> _Requirements_: Output every entry exactly as written, skipping any pictures.

Records from a collection of figures:
/---
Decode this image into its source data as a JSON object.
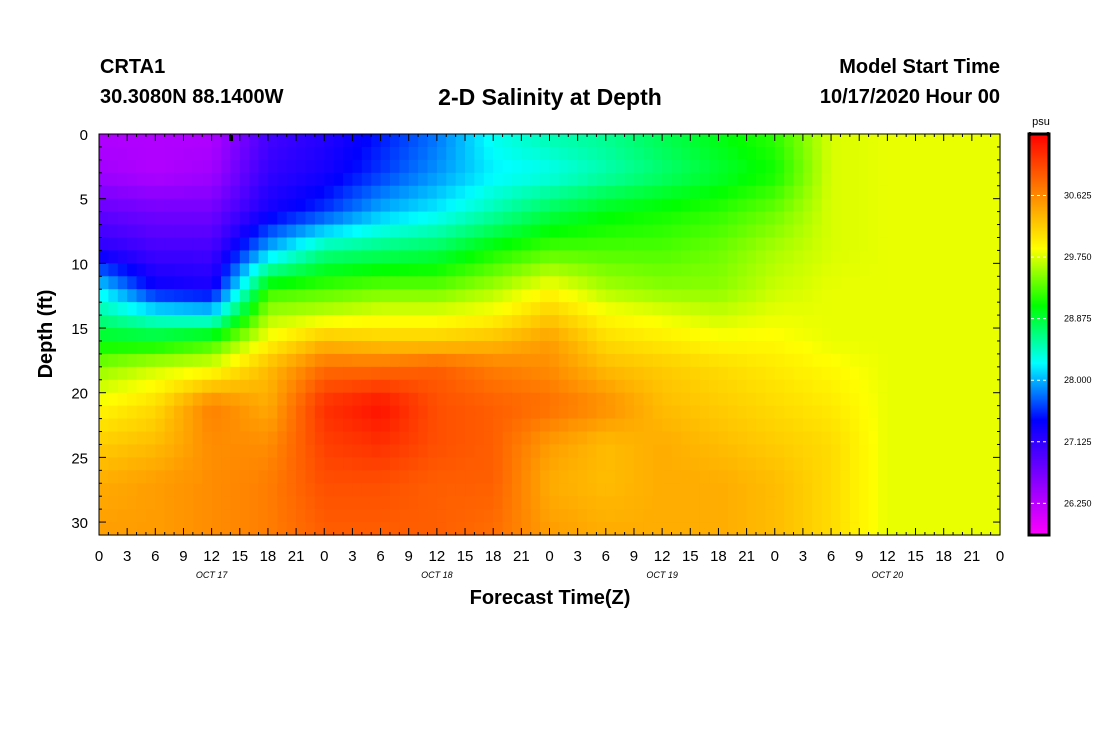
{
  "header": {
    "station": "CRTA1",
    "coords": "30.3080N 88.1400W",
    "title": "2-D Salinity at Depth",
    "model_start_label": "Model Start Time",
    "model_start_value": "10/17/2020 Hour 00"
  },
  "chart_data": {
    "type": "heatmap",
    "title": "2-D Salinity at Depth",
    "xlabel": "Forecast Time(Z)",
    "ylabel": "Depth (ft)",
    "x_tick_labels": [
      "0",
      "3",
      "6",
      "9",
      "12",
      "15",
      "18",
      "21",
      "0",
      "3",
      "6",
      "9",
      "12",
      "15",
      "18",
      "21",
      "0",
      "3",
      "6",
      "9",
      "12",
      "15",
      "18",
      "21",
      "0",
      "3",
      "6",
      "9",
      "12",
      "15",
      "18",
      "21",
      "0"
    ],
    "day_labels": [
      {
        "text": "OCT 17",
        "hour": 12
      },
      {
        "text": "OCT 18",
        "hour": 36
      },
      {
        "text": "OCT 19",
        "hour": 60
      },
      {
        "text": "OCT 20",
        "hour": 84
      }
    ],
    "xlim_hours": [
      0,
      96
    ],
    "ylim_ft": [
      0,
      31
    ],
    "y_inverted": true,
    "y_ticks": [
      0,
      5,
      10,
      15,
      20,
      25,
      30
    ],
    "colorbar": {
      "unit": "psu",
      "range": [
        25.8,
        31.5
      ],
      "tick_values": [
        26.25,
        27.125,
        28.0,
        28.875,
        29.75,
        30.625
      ],
      "tick_labels": [
        "26.250",
        "27.125",
        "28.000",
        "28.875",
        "29.750",
        "30.625"
      ],
      "colors": [
        "#ff00ff",
        "#8000ff",
        "#0000ff",
        "#00ffff",
        "#00ff00",
        "#ffff00",
        "#ff8000",
        "#ff0000"
      ]
    },
    "grid": {
      "hours": [
        0,
        6,
        12,
        18,
        24,
        30,
        36,
        42,
        48,
        54,
        60,
        66,
        72,
        78,
        84,
        90,
        96
      ],
      "depths": [
        0,
        3,
        6,
        9,
        12,
        14,
        16,
        18,
        21,
        24,
        27,
        31
      ],
      "salinity": [
        [
          26.3,
          26.3,
          26.3,
          27.0,
          27.2,
          27.5,
          27.8,
          28.3,
          28.5,
          28.6,
          28.8,
          29.0,
          29.2,
          29.75,
          29.8,
          29.8,
          29.8
        ],
        [
          26.4,
          26.3,
          26.4,
          27.1,
          27.3,
          27.6,
          27.9,
          28.2,
          28.3,
          28.5,
          28.7,
          28.9,
          29.1,
          29.75,
          29.8,
          29.8,
          29.8
        ],
        [
          26.8,
          26.7,
          26.7,
          27.3,
          27.6,
          28.0,
          28.2,
          28.5,
          28.8,
          29.0,
          29.1,
          29.2,
          29.4,
          29.75,
          29.8,
          29.8,
          29.8
        ],
        [
          27.2,
          27.0,
          27.0,
          28.0,
          28.6,
          28.7,
          28.8,
          29.1,
          29.3,
          29.3,
          29.3,
          29.4,
          29.6,
          29.75,
          29.8,
          29.8,
          29.8
        ],
        [
          28.2,
          27.4,
          27.3,
          29.2,
          29.3,
          29.4,
          29.4,
          29.6,
          29.9,
          29.6,
          29.5,
          29.5,
          29.7,
          29.8,
          29.8,
          29.8,
          29.8
        ],
        [
          28.6,
          28.3,
          28.2,
          29.6,
          29.7,
          29.8,
          29.8,
          29.9,
          30.2,
          29.9,
          29.8,
          29.7,
          29.8,
          29.8,
          29.8,
          29.8,
          29.8
        ],
        [
          29.0,
          29.0,
          29.2,
          29.9,
          30.3,
          30.2,
          30.2,
          30.3,
          30.5,
          30.1,
          30.0,
          29.9,
          29.9,
          29.8,
          29.8,
          29.8,
          29.8
        ],
        [
          29.5,
          29.7,
          29.8,
          30.3,
          30.8,
          30.8,
          30.9,
          30.7,
          30.6,
          30.3,
          30.2,
          30.1,
          30.0,
          29.9,
          29.8,
          29.8,
          29.8
        ],
        [
          29.9,
          30.1,
          30.7,
          30.4,
          31.2,
          31.4,
          31.0,
          30.9,
          30.8,
          30.6,
          30.3,
          30.2,
          30.1,
          30.0,
          29.8,
          29.8,
          29.8
        ],
        [
          30.2,
          30.3,
          30.6,
          30.6,
          31.1,
          31.2,
          31.0,
          30.9,
          30.5,
          30.3,
          30.4,
          30.3,
          30.2,
          30.1,
          29.8,
          29.8,
          29.8
        ],
        [
          30.4,
          30.5,
          30.6,
          30.7,
          31.0,
          31.0,
          30.9,
          30.9,
          30.4,
          30.3,
          30.4,
          30.4,
          30.3,
          30.1,
          29.8,
          29.8,
          29.8
        ],
        [
          30.5,
          30.5,
          30.6,
          30.7,
          30.9,
          30.9,
          30.9,
          30.8,
          30.5,
          30.4,
          30.4,
          30.4,
          30.3,
          30.1,
          29.8,
          29.8,
          29.8
        ]
      ]
    }
  }
}
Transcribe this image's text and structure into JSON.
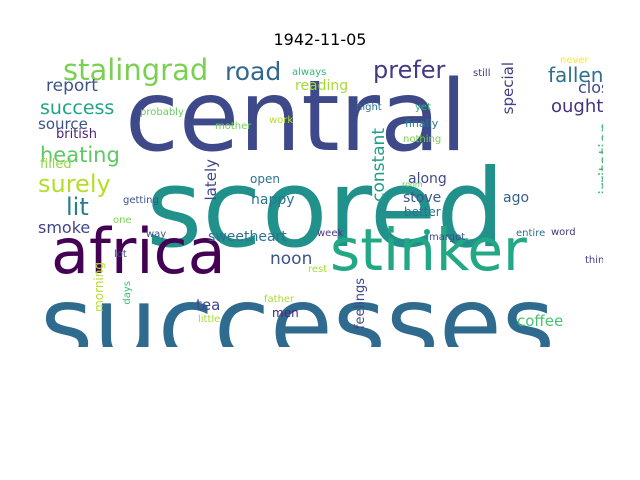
\---
> _Result for this exercise_:
Decode this image into its source data as a JSON object.
{
  "header": {
    "station": "CRTA1",
    "coords": "30.3080N 88.1400W",
    "title": "2-D Salinity at Depth",
    "model_start_label": "Model Start Time",
    "model_start_value": "10/17/2020 Hour 00"
  },
  "chart_data": {
    "type": "heatmap",
    "title": "2-D Salinity at Depth",
    "xlabel": "Forecast Time(Z)",
    "ylabel": "Depth (ft)",
    "x_tick_labels": [
      "0",
      "3",
      "6",
      "9",
      "12",
      "15",
      "18",
      "21",
      "0",
      "3",
      "6",
      "9",
      "12",
      "15",
      "18",
      "21",
      "0",
      "3",
      "6",
      "9",
      "12",
      "15",
      "18",
      "21",
      "0",
      "3",
      "6",
      "9",
      "12",
      "15",
      "18",
      "21",
      "0"
    ],
    "day_labels": [
      {
        "text": "OCT 17",
        "hour": 12
      },
      {
        "text": "OCT 18",
        "hour": 36
      },
      {
        "text": "OCT 19",
        "hour": 60
      },
      {
        "text": "OCT 20",
        "hour": 84
      }
    ],
    "xlim_hours": [
      0,
      96
    ],
    "ylim_ft": [
      0,
      31
    ],
    "y_inverted": true,
    "y_ticks": [
      0,
      5,
      10,
      15,
      20,
      25,
      30
    ],
    "colorbar": {
      "unit": "psu",
      "range": [
        25.8,
        31.5
      ],
      "tick_values": [
        26.25,
        27.125,
        28.0,
        28.875,
        29.75,
        30.625
      ],
      "tick_labels": [
        "26.250",
        "27.125",
        "28.000",
        "28.875",
        "29.750",
        "30.625"
      ],
      "colors": [
        "#ff00ff",
        "#8000ff",
        "#0000ff",
        "#00ffff",
        "#00ff00",
        "#ffff00",
        "#ff8000",
        "#ff0000"
      ]
    },
    "grid": {
      "hours": [
        0,
        6,
        12,
        18,
        24,
        30,
        36,
        42,
        48,
        54,
        60,
        66,
        72,
        78,
        84,
        90,
        96
      ],
      "depths": [
        0,
        3,
        6,
        9,
        12,
        14,
        16,
        18,
        21,
        24,
        27,
        31
      ],
      "salinity": [
        [
          26.3,
          26.3,
          26.3,
          27.0,
          27.2,
          27.5,
          27.8,
          28.3,
          28.5,
          28.6,
          28.8,
          29.0,
          29.2,
          29.75,
          29.8,
          29.8,
          29.8
        ],
        [
          26.4,
          26.3,
          26.4,
          27.1,
          27.3,
          27.6,
          27.9,
          28.2,
          28.3,
          28.5,
          28.7,
          28.9,
          29.1,
          29.75,
          29.8,
          29.8,
          29.8
        ],
        [
          26.8,
          26.7,
          26.7,
          27.3,
          27.6,
          28.0,
          28.2,
          28.5,
          28.8,
          29.0,
          29.1,
          29.2,
          29.4,
          29.75,
          29.8,
          29.8,
          29.8
        ],
        [
          27.2,
          27.0,
          27.0,
          28.0,
          28.6,
          28.7,
          28.8,
          29.1,
          29.3,
          29.3,
          29.3,
          29.4,
          29.6,
          29.75,
          29.8,
          29.8,
          29.8
        ],
        [
          28.2,
          27.4,
          27.3,
          29.2,
          29.3,
          29.4,
          29.4,
          29.6,
          29.9,
          29.6,
          29.5,
          29.5,
          29.7,
          29.8,
          29.8,
          29.8,
          29.8
        ],
        [
          28.6,
          28.3,
          28.2,
          29.6,
          29.7,
          29.8,
          29.8,
          29.9,
          30.2,
          29.9,
          29.8,
          29.7,
          29.8,
          29.8,
          29.8,
          29.8,
          29.8
        ],
        [
          29.0,
          29.0,
          29.2,
          29.9,
          30.3,
          30.2,
          30.2,
          30.3,
          30.5,
          30.1,
          30.0,
          29.9,
          29.9,
          29.8,
          29.8,
          29.8,
          29.8
        ],
        [
          29.5,
          29.7,
          29.8,
          30.3,
          30.8,
          30.8,
          30.9,
          30.7,
          30.6,
          30.3,
          30.2,
          30.1,
          30.0,
          29.9,
          29.8,
          29.8,
          29.8
        ],
        [
          29.9,
          30.1,
          30.7,
          30.4,
          31.2,
          31.4,
          31.0,
          30.9,
          30.8,
          30.6,
          30.3,
          30.2,
          30.1,
          30.0,
          29.8,
          29.8,
          29.8
        ],
        [
          30.2,
          30.3,
          30.6,
          30.6,
          31.1,
          31.2,
          31.0,
          30.9,
          30.5,
          30.3,
          30.4,
          30.3,
          30.2,
          30.1,
          29.8,
          29.8,
          29.8
        ],
        [
          30.4,
          30.5,
          30.6,
          30.7,
          31.0,
          31.0,
          30.9,
          30.9,
          30.4,
          30.3,
          30.4,
          30.4,
          30.3,
          30.1,
          29.8,
          29.8,
          29.8
        ],
        [
          30.5,
          30.5,
          30.6,
          30.7,
          30.9,
          30.9,
          30.9,
          30.8,
          30.5,
          30.4,
          30.4,
          30.4,
          30.3,
          30.1,
          29.8,
          29.8,
          29.8
        ]
      ]
    }
  }
}
Transcribe this image's text and structure into JSON.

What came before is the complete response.